◆ **What is required**
Search the material below for the word "ποίημα". Copy every line that has it.
[BEGIN]
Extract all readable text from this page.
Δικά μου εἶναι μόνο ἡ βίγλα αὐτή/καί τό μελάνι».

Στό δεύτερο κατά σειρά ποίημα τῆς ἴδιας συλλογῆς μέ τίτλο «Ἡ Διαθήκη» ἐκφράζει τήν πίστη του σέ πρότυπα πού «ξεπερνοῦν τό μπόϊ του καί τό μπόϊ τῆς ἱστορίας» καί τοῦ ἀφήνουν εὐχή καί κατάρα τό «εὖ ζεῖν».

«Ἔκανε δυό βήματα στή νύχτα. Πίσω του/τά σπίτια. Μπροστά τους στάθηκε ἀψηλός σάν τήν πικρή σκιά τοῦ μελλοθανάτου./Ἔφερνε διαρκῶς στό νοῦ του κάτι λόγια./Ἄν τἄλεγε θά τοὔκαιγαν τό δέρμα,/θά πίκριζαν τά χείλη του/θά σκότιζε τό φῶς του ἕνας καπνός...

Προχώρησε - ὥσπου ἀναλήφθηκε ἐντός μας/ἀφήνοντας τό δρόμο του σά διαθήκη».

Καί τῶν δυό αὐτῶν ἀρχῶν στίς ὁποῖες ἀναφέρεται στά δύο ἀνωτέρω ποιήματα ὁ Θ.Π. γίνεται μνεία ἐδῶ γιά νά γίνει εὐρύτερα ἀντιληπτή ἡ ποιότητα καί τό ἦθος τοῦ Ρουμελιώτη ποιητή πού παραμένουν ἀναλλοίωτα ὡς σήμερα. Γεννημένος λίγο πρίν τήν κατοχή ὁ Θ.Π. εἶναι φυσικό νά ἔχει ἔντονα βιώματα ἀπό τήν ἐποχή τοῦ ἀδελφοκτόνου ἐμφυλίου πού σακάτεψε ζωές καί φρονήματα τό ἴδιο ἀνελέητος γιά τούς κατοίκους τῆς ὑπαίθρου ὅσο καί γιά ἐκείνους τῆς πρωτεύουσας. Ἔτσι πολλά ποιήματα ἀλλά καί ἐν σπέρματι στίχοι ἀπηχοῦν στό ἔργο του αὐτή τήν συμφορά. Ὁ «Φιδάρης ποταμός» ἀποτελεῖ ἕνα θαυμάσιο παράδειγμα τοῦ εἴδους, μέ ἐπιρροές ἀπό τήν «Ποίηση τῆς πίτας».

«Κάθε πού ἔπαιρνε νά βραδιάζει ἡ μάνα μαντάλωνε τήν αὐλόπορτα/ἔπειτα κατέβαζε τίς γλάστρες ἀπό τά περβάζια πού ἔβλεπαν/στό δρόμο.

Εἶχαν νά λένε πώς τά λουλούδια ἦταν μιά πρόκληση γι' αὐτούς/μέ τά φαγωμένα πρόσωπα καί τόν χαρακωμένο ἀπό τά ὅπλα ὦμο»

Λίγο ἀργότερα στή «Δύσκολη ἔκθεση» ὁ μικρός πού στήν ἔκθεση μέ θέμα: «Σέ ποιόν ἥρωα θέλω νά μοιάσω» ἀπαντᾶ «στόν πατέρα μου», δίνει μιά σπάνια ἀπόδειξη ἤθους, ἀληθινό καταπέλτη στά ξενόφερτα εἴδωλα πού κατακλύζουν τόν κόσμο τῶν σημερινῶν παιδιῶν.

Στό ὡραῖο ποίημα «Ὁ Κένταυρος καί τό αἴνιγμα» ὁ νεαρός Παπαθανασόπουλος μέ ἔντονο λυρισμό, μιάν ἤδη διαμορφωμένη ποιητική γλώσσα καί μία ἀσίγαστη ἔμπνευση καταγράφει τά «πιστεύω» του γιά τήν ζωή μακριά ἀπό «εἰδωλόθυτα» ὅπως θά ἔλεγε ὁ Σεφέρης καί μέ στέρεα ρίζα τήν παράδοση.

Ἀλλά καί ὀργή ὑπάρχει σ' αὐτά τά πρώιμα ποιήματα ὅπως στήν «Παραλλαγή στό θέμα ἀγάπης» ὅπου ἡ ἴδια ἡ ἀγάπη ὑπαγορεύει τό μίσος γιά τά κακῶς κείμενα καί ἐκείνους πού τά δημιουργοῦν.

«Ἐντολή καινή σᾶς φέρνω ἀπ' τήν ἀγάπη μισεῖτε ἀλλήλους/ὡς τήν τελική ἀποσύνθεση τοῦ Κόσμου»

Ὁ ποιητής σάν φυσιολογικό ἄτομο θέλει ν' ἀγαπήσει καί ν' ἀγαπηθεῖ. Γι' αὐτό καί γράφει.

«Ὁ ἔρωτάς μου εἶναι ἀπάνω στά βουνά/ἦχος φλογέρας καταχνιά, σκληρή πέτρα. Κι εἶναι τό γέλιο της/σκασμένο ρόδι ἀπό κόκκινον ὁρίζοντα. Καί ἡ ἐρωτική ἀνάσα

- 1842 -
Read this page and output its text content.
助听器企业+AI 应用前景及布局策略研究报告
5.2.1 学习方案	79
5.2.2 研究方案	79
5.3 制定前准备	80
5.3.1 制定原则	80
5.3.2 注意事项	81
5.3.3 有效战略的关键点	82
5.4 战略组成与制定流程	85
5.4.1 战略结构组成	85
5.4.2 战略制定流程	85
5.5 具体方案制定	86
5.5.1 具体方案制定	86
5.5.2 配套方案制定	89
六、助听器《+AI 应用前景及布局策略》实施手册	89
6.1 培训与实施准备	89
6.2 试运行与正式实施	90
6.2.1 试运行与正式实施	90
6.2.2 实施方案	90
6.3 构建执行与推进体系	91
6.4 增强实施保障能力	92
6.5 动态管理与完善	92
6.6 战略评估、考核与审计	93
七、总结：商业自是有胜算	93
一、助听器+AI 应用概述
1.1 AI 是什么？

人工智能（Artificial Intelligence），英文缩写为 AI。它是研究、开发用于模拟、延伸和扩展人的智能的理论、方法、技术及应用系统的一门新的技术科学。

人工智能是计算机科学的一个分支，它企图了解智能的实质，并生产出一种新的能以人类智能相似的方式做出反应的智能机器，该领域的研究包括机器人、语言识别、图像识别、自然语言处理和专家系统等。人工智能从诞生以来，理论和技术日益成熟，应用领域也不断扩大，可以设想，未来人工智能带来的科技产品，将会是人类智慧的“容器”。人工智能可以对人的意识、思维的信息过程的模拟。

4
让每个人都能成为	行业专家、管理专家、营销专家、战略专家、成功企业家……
[END]
◆ **Written reply**
Στό δεύτερο κατά σειρά ποίημα τῆς ἴδιας συλλογῆς μέ τίτλο «Ἡ Διαθήκη» ἐκφράζει τήν πίστη του σέ πρότυπα πού «ξεπερνοῦν τό μπόϊ του καί τό μπόϊ τῆς ἱστορίας» καί τοῦ ἀφήνουν εὐχή καί κατάρα τό «εὖ ζεῖν».
Στό ὡραῖο ποίημα «Ὁ Κένταυρος καί τό αἴνιγμα» ὁ νεαρός Παπαθανασόπουλος μέ ἔντονο λυρισμό, μιάν ἤδη διαμορφωμένη ποιητική γλώσσα καί μία ἀσίγαστη ἔμπνευση καταγράφει τά «πιστεύω» του γιά τήν ζωή μακριά ἀπό «εἰδωλόθυτα» ὅπως θά ἔλεγε ὁ Σεφέρης καί μέ στέρεα ρίζα τήν παράδοση.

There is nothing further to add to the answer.